» **STATED PROBLEM 1**:
In the pull request thread, what default value does the benchmark set for M?
» **STATED PROBLEM 2**:
Repeat a passage of the pull request thread word for word, beginning at the words "precision_diff = torch.max(torch.abs(torch_result" and stopping after "gbps(ms), gbps(max_ms), gbps(min_ms)".

## start QUOTED TEXT

[Operator] Add cov op #276

RubiaCx · 2024-11-06T02:04:23Z

PR Category

Operator

Type of Change

New Feature

Description

Add cov op

Issue

#256

Performance

Tested on NV-A100-80G

tongxin · 2024-11-06T05:13:09Z

What's the performance metric?

RubiaCx · 2024-11-06T09:00:11Z

What's the performance metric?

I've added a benchmark to test the accuracy and performance of the covariance operation compared to Torch’s implementation:

@triton.testing.perf_report(
    triton.testing.Benchmark(
        x_names=['N'], 
        x_vals=[2**i for i in range(4, 16)],
        x_log=True, 
        line_arg='provider',  
        line_vals=['torch', 'triton'],  
        line_names=['Torch', 'Triton'],  
        styles=[('blue', '-'), ('green', '-')],  
        ylabel='GB/s',  
        plot_name='covariance-benchmark',   # Name for the plot.
        args={'M': 1024, 'correction': 1},  # Default values for parameters other than N.
    )
)
def benchmark_cov(M, N, correction, provider):
    X = torch.randn(M, N, device='cuda', dtype=torch.float32)
    fweights = torch.randint(1, 5, (N,), dtype=torch.int32, device=X.device)
    aweights = torch.rand(N, device='cuda') + 0.1  # Avoid zeros in weights

    quantiles = [0.5, 0.2, 0.8]

    if provider == 'torch':
        ms, min_ms, max_ms = triton.testing.do_bench(
            lambda: torch.cov(X, correction=correction, fweights=fweights, aweights=aweights),
            quantiles=quantiles
        )        
        result = torch.cov(X, correction=correction, fweights=fweights, aweights=aweights).cpu()
    elif provider == 'triton':
        ms, min_ms, max_ms = triton.testing.do_bench(
            lambda: cov(X, correction=correction, fweights=fweights, aweights=aweights),
            quantiles=quantiles
        )
        result = cov(X, correction=correction, fweights=fweights, aweights=aweights).cpu()

    gbps = lambda ms: 3 * X.numel() * X.element_size() * 1e-9 / (ms * 1e-3)

    if provider == 'triton':
        torch_result = torch.cov(X, correction=correction, fweights=fweights, aweights=aweights).cpu()
        precision_diff = torch.max(torch.abs(torch_result - result))
        print(f'The maximum difference between Torch and Triton is {precision_diff.item()}')
    else:
        precision_diff = torch.tensor(0.0)  # No difference for Torch itself

    return gbps(ms), gbps(max_ms), gbps(min_ms)

benchmark_cov.run(print_data=True, show_plots=True, save_path=".")

## end QUOTED TEXT
## start EXTRACTED INFORMATION

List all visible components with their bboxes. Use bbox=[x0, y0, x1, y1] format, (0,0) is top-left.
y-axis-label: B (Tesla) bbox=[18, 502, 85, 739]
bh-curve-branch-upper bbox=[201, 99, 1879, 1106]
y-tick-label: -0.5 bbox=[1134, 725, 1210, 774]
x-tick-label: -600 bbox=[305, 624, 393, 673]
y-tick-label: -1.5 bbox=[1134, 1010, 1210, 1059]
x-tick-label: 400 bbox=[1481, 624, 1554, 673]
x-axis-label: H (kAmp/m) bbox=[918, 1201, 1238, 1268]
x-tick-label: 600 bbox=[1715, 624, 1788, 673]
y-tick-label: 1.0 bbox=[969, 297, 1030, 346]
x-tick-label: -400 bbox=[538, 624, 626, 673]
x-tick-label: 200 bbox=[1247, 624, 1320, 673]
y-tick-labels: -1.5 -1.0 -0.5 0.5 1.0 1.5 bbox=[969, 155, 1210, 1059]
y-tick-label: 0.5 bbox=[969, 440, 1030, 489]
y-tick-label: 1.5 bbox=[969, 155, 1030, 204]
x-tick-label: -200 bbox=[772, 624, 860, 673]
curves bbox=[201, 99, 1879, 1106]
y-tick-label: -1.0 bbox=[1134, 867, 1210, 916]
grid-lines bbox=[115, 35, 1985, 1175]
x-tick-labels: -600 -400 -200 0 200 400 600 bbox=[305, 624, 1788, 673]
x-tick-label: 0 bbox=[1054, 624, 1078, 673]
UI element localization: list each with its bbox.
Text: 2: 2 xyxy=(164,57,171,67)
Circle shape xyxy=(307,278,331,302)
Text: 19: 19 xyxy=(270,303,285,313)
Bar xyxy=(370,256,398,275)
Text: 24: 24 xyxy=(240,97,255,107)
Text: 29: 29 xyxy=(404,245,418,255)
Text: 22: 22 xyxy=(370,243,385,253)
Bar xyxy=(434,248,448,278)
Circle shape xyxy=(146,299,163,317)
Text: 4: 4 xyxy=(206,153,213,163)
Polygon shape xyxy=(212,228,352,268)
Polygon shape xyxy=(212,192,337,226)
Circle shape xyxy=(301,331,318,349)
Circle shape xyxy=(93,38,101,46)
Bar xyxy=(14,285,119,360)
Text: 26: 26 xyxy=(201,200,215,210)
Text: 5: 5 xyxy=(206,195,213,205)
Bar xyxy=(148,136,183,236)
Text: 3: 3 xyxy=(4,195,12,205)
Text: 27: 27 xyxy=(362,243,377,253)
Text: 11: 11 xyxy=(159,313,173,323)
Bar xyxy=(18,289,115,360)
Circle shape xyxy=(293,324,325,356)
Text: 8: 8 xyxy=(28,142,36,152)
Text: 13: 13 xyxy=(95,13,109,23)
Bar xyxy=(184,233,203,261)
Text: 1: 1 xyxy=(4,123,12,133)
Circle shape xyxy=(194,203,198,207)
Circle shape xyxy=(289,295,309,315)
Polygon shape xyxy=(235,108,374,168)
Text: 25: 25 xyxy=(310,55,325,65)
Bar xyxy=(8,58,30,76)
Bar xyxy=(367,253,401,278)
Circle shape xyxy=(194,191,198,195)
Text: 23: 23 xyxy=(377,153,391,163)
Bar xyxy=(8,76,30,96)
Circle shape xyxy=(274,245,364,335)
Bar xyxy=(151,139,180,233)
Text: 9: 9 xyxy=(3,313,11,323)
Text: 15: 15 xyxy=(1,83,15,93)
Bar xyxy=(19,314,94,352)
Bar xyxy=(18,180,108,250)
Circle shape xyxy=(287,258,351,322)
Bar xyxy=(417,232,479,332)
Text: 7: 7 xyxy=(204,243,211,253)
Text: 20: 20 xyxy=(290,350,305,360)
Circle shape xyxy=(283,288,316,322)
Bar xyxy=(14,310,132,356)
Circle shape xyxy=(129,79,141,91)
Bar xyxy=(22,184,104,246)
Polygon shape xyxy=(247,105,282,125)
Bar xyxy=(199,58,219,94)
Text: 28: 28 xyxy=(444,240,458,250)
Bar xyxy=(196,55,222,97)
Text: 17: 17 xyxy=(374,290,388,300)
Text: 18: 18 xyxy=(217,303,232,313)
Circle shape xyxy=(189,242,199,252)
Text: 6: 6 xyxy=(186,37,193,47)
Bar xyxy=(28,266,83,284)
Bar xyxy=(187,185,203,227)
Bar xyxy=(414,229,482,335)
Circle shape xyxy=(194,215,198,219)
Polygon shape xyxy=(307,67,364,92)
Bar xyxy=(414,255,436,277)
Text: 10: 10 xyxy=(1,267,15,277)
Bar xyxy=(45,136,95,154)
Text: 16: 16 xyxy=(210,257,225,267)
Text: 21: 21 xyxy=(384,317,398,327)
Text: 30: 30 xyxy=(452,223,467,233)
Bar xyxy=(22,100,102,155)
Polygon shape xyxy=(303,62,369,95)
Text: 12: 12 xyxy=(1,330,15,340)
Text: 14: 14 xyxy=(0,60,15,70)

## end EXTRACTED INFORMATION

» **TASK OUTPUT 1**:
1024

» **TASK OUTPUT 2**:
precision_diff = torch.max(torch.abs(torch_result - result))
        print(f'The maximum difference between Torch and Triton is {precision_diff.item()}')
    else:
        precision_diff = torch.tensor(0.0)  # No difference for Torch itself

    return gbps(ms), gbps(max_ms), gbps(min_ms)